[Exercise instructions]
Print out each record below, unaltered and complete, without its images.

■ ■ ■ ■

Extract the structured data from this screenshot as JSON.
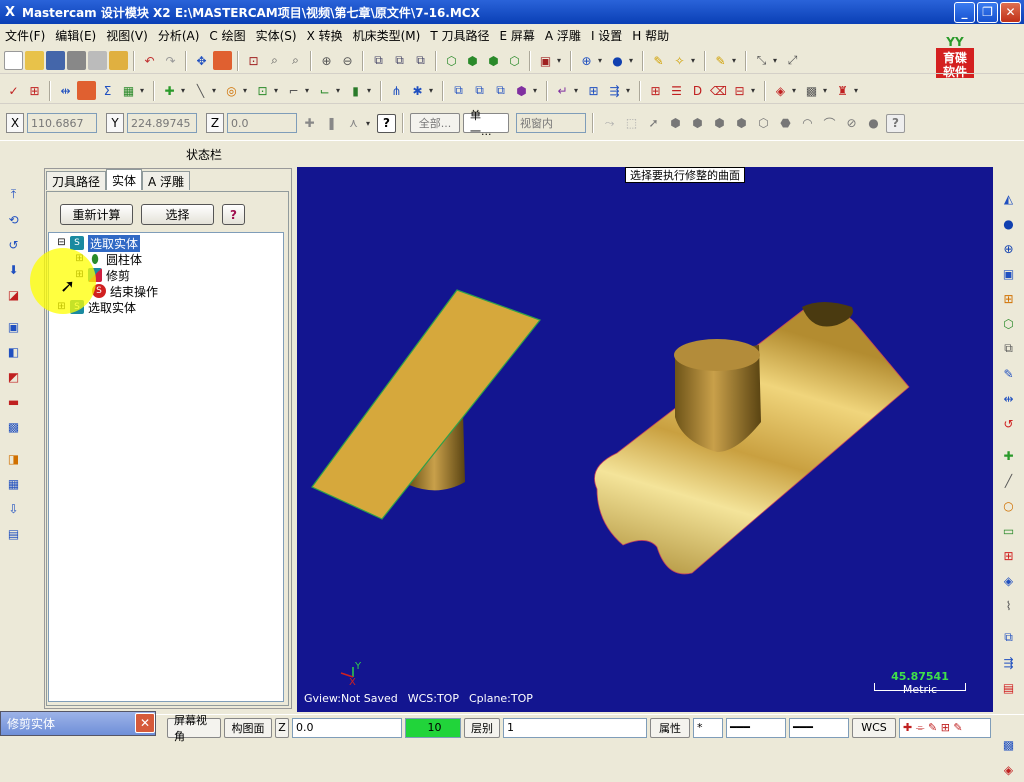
{
  "window": {
    "title": "Mastercam 设计模块  X2  E:\\MASTERCAM项目\\视频\\第七章\\原文件\\7-16.MCX",
    "logo_glyph": "X"
  },
  "menu": [
    "文件(F)",
    "编辑(E)",
    "视图(V)",
    "分析(A)",
    "C 绘图",
    "实体(S)",
    "X 转换",
    "机床类型(M)",
    "T 刀具路径",
    "E 屏幕",
    "A 浮雕",
    "I 设置",
    "H 帮助"
  ],
  "coordbar": {
    "x_label": "X",
    "x_value": "110.6867",
    "y_label": "Y",
    "y_value": "224.89745",
    "z_label": "Z",
    "z_value": "0.0",
    "all_button": "全部...",
    "single_button": "单一...",
    "view_select": "视窗内"
  },
  "status_label": "状态栏",
  "panel": {
    "tabs": [
      "刀具路径",
      "实体",
      "A 浮雕"
    ],
    "active_tab": 1,
    "recalc_button": "重新计算",
    "select_button": "选择",
    "help_button": "?",
    "tree": [
      {
        "label": "选取实体",
        "icon": "solid-icon",
        "level": 0,
        "selected": true,
        "expander": "⊟"
      },
      {
        "label": "圆柱体",
        "icon": "cylinder-icon",
        "level": 1,
        "selected": false,
        "expander": "⊞"
      },
      {
        "label": "修剪",
        "icon": "trim-icon",
        "level": 1,
        "selected": false,
        "expander": "⊞"
      },
      {
        "label": "结束操作",
        "icon": "stop-icon",
        "level": 1,
        "selected": false,
        "expander": ""
      },
      {
        "label": "选取实体",
        "icon": "solid-icon",
        "level": 0,
        "selected": false,
        "expander": "⊞"
      }
    ]
  },
  "viewport": {
    "prompt": "选择要执行修整的曲面",
    "gview": "Gview:Not Saved",
    "wcs": "WCS:TOP",
    "cplane": "Cplane:TOP",
    "scale_value": "45.87541",
    "scale_unit": "Metric",
    "background_color": "#131590",
    "surface_color": "#d6a83c",
    "gnomon_y": "Y",
    "gnomon_x": "X"
  },
  "bottombar": {
    "tooltip_title": "修剪实体",
    "screen_view": "屏幕视角",
    "cplane": "构图面",
    "z_label": "Z",
    "z_value": "0.0",
    "color_value": "10",
    "level_label": "层别",
    "level_value": "1",
    "attributes": "属性",
    "wcs": "WCS"
  },
  "logo": {
    "line1": "育碟",
    "line2": "软件",
    "badge": "YY",
    "color": "#d42020"
  }
}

■ ■ ■ ■

[Worked solution]
Extract the structured data from this screenshot as JSON.
{
  "window": {
    "title": "Mastercam 设计模块  X2  E:\\MASTERCAM项目\\视频\\第七章\\原文件\\7-16.MCX",
    "logo_glyph": "X"
  },
  "menu": [
    "文件(F)",
    "编辑(E)",
    "视图(V)",
    "分析(A)",
    "C 绘图",
    "实体(S)",
    "X 转换",
    "机床类型(M)",
    "T 刀具路径",
    "E 屏幕",
    "A 浮雕",
    "I 设置",
    "H 帮助"
  ],
  "coordbar": {
    "x_label": "X",
    "x_value": "110.6867",
    "y_label": "Y",
    "y_value": "224.89745",
    "z_label": "Z",
    "z_value": "0.0",
    "all_button": "全部...",
    "single_button": "单一...",
    "view_select": "视窗内"
  },
  "status_label": "状态栏",
  "panel": {
    "tabs": [
      "刀具路径",
      "实体",
      "A 浮雕"
    ],
    "active_tab": 1,
    "recalc_button": "重新计算",
    "select_button": "选择",
    "help_button": "?",
    "tree": [
      {
        "label": "选取实体",
        "icon": "solid-icon",
        "level": 0,
        "selected": true,
        "expander": "⊟"
      },
      {
        "label": "圆柱体",
        "icon": "cylinder-icon",
        "level": 1,
        "selected": false,
        "expander": "⊞"
      },
      {
        "label": "修剪",
        "icon": "trim-icon",
        "level": 1,
        "selected": false,
        "expander": "⊞"
      },
      {
        "label": "结束操作",
        "icon": "stop-icon",
        "level": 1,
        "selected": false,
        "expander": ""
      },
      {
        "label": "选取实体",
        "icon": "solid-icon",
        "level": 0,
        "selected": false,
        "expander": "⊞"
      }
    ]
  },
  "viewport": {
    "prompt": "选择要执行修整的曲面",
    "gview": "Gview:Not Saved",
    "wcs": "WCS:TOP",
    "cplane": "Cplane:TOP",
    "scale_value": "45.87541",
    "scale_unit": "Metric",
    "background_color": "#131590",
    "surface_color": "#d6a83c",
    "gnomon_y": "Y",
    "gnomon_x": "X"
  },
  "bottombar": {
    "tooltip_title": "修剪实体",
    "screen_view": "屏幕视角",
    "cplane": "构图面",
    "z_label": "Z",
    "z_value": "0.0",
    "color_value": "10",
    "level_label": "层别",
    "level_value": "1",
    "attributes": "属性",
    "wcs": "WCS"
  },
  "logo": {
    "line1": "育碟",
    "line2": "软件",
    "badge": "YY",
    "color": "#d42020"
  }
}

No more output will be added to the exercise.